→ **Problem to work on**
Copy each entry as it stands, leaving nothing out.
-- BEGIN Available data --
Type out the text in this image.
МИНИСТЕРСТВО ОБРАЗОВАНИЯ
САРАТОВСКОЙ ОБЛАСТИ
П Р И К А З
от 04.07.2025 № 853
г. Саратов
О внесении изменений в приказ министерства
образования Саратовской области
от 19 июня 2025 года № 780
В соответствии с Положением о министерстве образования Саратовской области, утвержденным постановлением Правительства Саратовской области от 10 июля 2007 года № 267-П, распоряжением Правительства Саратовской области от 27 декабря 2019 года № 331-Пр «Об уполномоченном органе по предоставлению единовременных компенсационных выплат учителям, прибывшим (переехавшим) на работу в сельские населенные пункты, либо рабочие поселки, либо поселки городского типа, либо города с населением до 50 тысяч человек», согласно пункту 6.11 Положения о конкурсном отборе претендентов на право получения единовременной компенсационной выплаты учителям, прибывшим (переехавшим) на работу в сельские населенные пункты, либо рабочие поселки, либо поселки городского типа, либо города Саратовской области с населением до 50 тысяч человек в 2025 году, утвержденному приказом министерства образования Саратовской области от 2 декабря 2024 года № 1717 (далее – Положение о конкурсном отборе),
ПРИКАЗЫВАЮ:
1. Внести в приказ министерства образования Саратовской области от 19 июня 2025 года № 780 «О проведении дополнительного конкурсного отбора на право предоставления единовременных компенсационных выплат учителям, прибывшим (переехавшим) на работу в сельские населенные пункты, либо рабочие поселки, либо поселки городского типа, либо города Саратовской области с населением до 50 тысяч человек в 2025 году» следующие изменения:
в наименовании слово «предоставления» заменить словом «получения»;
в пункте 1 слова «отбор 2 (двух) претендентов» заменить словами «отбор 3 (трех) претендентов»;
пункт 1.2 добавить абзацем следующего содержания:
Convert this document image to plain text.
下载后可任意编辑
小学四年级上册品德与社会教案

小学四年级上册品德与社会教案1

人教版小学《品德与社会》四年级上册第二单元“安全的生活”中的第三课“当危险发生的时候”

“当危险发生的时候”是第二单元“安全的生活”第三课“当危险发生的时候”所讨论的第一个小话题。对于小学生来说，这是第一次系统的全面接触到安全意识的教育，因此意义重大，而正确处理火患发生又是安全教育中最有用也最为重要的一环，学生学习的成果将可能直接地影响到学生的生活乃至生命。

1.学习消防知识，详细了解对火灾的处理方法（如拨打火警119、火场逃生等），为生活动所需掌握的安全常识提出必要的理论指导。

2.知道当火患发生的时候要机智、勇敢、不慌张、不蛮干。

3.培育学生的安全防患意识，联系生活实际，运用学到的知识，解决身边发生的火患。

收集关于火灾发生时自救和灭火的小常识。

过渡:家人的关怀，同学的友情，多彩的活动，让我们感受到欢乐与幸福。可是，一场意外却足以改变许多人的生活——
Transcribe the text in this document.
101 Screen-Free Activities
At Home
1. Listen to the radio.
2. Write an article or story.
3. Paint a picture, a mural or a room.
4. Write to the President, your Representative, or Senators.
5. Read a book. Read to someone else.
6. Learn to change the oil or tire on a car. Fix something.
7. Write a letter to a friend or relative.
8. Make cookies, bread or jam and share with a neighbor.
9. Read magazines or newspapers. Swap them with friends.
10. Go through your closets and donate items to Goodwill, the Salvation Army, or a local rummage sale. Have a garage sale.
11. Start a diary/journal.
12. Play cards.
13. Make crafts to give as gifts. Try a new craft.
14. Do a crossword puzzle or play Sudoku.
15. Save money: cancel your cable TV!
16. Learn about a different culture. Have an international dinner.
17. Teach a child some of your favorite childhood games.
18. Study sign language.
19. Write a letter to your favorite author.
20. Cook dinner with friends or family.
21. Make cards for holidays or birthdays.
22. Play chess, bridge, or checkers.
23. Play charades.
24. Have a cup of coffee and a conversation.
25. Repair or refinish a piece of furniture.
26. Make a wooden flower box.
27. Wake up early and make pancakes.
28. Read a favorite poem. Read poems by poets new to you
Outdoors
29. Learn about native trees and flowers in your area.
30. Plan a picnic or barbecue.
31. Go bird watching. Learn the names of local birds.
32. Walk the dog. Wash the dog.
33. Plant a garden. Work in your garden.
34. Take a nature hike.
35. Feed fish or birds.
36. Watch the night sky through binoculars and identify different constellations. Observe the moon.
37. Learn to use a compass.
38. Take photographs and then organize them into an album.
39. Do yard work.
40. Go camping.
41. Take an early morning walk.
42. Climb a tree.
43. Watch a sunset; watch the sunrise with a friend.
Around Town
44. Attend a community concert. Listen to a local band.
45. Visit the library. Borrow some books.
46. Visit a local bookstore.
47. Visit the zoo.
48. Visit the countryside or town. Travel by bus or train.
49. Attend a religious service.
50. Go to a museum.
-- END Available data --
→ **Completed exercise**
Type out the text in this image.
МИНИСТЕРСТВО ОБРАЗОВАНИЯ
САРАТОВСКОЙ ОБЛАСТИ
П Р И К А З
от 04.07.2025 № 853
г. Саратов
О внесении изменений в приказ министерства
образования Саратовской области
от 19 июня 2025 года № 780
В соответствии с Положением о министерстве образования Саратовской области, утвержденным постановлением Правительства Саратовской области от 10 июля 2007 года № 267-П, распоряжением Правительства Саратовской области от 27 декабря 2019 года № 331-Пр «Об уполномоченном органе по предоставлению единовременных компенсационных выплат учителям, прибывшим (переехавшим) на работу в сельские населенные пункты, либо рабочие поселки, либо поселки городского типа, либо города с населением до 50 тысяч человек», согласно пункту 6.11 Положения о конкурсном отборе претендентов на право получения единовременной компенсационной выплаты учителям, прибывшим (переехавшим) на работу в сельские населенные пункты, либо рабочие поселки, либо поселки городского типа, либо города Саратовской области с населением до 50 тысяч человек в 2025 году, утвержденному приказом министерства образования Саратовской области от 2 декабря 2024 года № 1717 (далее – Положение о конкурсном отборе),
ПРИКАЗЫВАЮ:
1. Внести в приказ министерства образования Саратовской области от 19 июня 2025 года № 780 «О проведении дополнительного конкурсного отбора на право предоставления единовременных компенсационных выплат учителям, прибывшим (переехавшим) на работу в сельские населенные пункты, либо рабочие поселки, либо поселки городского типа, либо города Саратовской области с населением до 50 тысяч человек в 2025 году» следующие изменения:
в наименовании слово «предоставления» заменить словом «получения»;
в пункте 1 слова «отбор 2 (двух) претендентов» заменить словами «отбор 3 (трех) претендентов»;
пункт 1.2 добавить абзацем следующего содержания:
Convert this document image to plain text.
下载后可任意编辑
小学四年级上册品德与社会教案

小学四年级上册品德与社会教案1

人教版小学《品德与社会》四年级上册第二单元“安全的生活”中的第三课“当危险发生的时候”

“当危险发生的时候”是第二单元“安全的生活”第三课“当危险发生的时候”所讨论的第一个小话题。对于小学生来说，这是第一次系统的全面接触到安全意识的教育，因此意义重大，而正确处理火患发生又是安全教育中最有用也最为重要的一环，学生学习的成果将可能直接地影响到学生的生活乃至生命。

1.学习消防知识，详细了解对火灾的处理方法（如拨打火警119、火场逃生等），为生活动所需掌握的安全常识提出必要的理论指导。

2.知道当火患发生的时候要机智、勇敢、不慌张、不蛮干。

3.培育学生的安全防患意识，联系生活实际，运用学到的知识，解决身边发生的火患。

收集关于火灾发生时自救和灭火的小常识。

过渡:家人的关怀，同学的友情，多彩的活动，让我们感受到欢乐与幸福。可是，一场意外却足以改变许多人的生活——
Transcribe the text in this document.
101 Screen-Free Activities
At Home
1. Listen to the radio.
2. Write an article or story.
3. Paint a picture, a mural or a room.
4. Write to the President, your Representative, or Senators.
5. Read a book. Read to someone else.
6. Learn to change the oil or tire on a car. Fix something.
7. Write a letter to a friend or relative.
8. Make cookies, bread or jam and share with a neighbor.
9. Read magazines or newspapers. Swap them with friends.
10. Go through your closets and donate items to Goodwill, the Salvation Army, or a local rummage sale. Have a garage sale.
11. Start a diary/journal.
12. Play cards.
13. Make crafts to give as gifts. Try a new craft.
14. Do a crossword puzzle or play Sudoku.
15. Save money: cancel your cable TV!
16. Learn about a different culture. Have an international dinner.
17. Teach a child some of your favorite childhood games.
18. Study sign language.
19. Write a letter to your favorite author.
20. Cook dinner with friends or family.
21. Make cards for holidays or birthdays.
22. Play chess, bridge, or checkers.
23. Play charades.
24. Have a cup of coffee and a conversation.
25. Repair or refinish a piece of furniture.
26. Make a wooden flower box.
27. Wake up early and make pancakes.
28. Read a favorite poem. Read poems by poets new to you
Outdoors
29. Learn about native trees and flowers in your area.
30. Plan a picnic or barbecue.
31. Go bird watching. Learn the names of local birds.
32. Walk the dog. Wash the dog.
33. Plant a garden. Work in your garden.
34. Take a nature hike.
35. Feed fish or birds.
36. Watch the night sky through binoculars and identify different constellations. Observe the moon.
37. Learn to use a compass.
38. Take photographs and then organize them into an album.
39. Do yard work.
40. Go camping.
41. Take an early morning walk.
42. Climb a tree.
43. Watch a sunset; watch the sunrise with a friend.
Around Town
44. Attend a community concert. Listen to a local band.
45. Visit the library. Borrow some books.
46. Visit a local bookstore.
47. Visit the zoo.
48. Visit the countryside or town. Travel by bus or train.
49. Attend a religious service.
50. Go to a museum.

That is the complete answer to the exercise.